● **What is asked**
Extract the listing in its entirety, keeping each line identical to the original.

● **Material provided**

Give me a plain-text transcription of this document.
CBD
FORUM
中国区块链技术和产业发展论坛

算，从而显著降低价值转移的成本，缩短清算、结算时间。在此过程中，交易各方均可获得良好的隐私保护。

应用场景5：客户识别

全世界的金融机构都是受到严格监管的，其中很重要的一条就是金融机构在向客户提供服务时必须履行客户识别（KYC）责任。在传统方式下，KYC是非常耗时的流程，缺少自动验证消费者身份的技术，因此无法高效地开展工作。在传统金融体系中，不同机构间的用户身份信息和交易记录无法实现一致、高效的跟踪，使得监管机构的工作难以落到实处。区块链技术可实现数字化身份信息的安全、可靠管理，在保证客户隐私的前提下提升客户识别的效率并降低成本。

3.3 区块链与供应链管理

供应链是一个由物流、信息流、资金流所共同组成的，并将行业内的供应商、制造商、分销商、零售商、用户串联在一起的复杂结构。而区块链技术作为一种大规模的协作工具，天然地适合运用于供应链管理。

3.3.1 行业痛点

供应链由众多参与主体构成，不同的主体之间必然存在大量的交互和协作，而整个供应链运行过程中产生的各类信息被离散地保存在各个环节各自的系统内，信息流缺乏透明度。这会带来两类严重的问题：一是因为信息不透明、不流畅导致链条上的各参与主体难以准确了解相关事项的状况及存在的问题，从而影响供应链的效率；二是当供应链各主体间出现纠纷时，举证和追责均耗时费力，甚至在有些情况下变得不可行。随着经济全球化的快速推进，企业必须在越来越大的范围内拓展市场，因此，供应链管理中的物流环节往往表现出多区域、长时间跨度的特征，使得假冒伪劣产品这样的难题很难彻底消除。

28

● **Answer to the exercise**
Give me a plain-text transcription of this document.
CBD
FORUM
中国区块链技术和产业发展论坛

算，从而显著降低价值转移的成本，缩短清算、结算时间。在此过程中，交易各方均可获得良好的隐私保护。

应用场景5：客户识别

全世界的金融机构都是受到严格监管的，其中很重要的一条就是金融机构在向客户提供服务时必须履行客户识别（KYC）责任。在传统方式下，KYC是非常耗时的流程，缺少自动验证消费者身份的技术，因此无法高效地开展工作。在传统金融体系中，不同机构间的用户身份信息和交易记录无法实现一致、高效的跟踪，使得监管机构的工作难以落到实处。区块链技术可实现数字化身份信息的安全、可靠管理，在保证客户隐私的前提下提升客户识别的效率并降低成本。

3.3 区块链与供应链管理

供应链是一个由物流、信息流、资金流所共同组成的，并将行业内的供应商、制造商、分销商、零售商、用户串联在一起的复杂结构。而区块链技术作为一种大规模的协作工具，天然地适合运用于供应链管理。

3.3.1 行业痛点

供应链由众多参与主体构成，不同的主体之间必然存在大量的交互和协作，而整个供应链运行过程中产生的各类信息被离散地保存在各个环节各自的系统内，信息流缺乏透明度。这会带来两类严重的问题：一是因为信息不透明、不流畅导致链条上的各参与主体难以准确了解相关事项的状况及存在的问题，从而影响供应链的效率；二是当供应链各主体间出现纠纷时，举证和追责均耗时费力，甚至在有些情况下变得不可行。随着经济全球化的快速推进，企业必须在越来越大的范围内拓展市场，因此，供应链管理中的物流环节往往表现出多区域、长时间跨度的特征，使得假冒伪劣产品这样的难题很难彻底消除。

28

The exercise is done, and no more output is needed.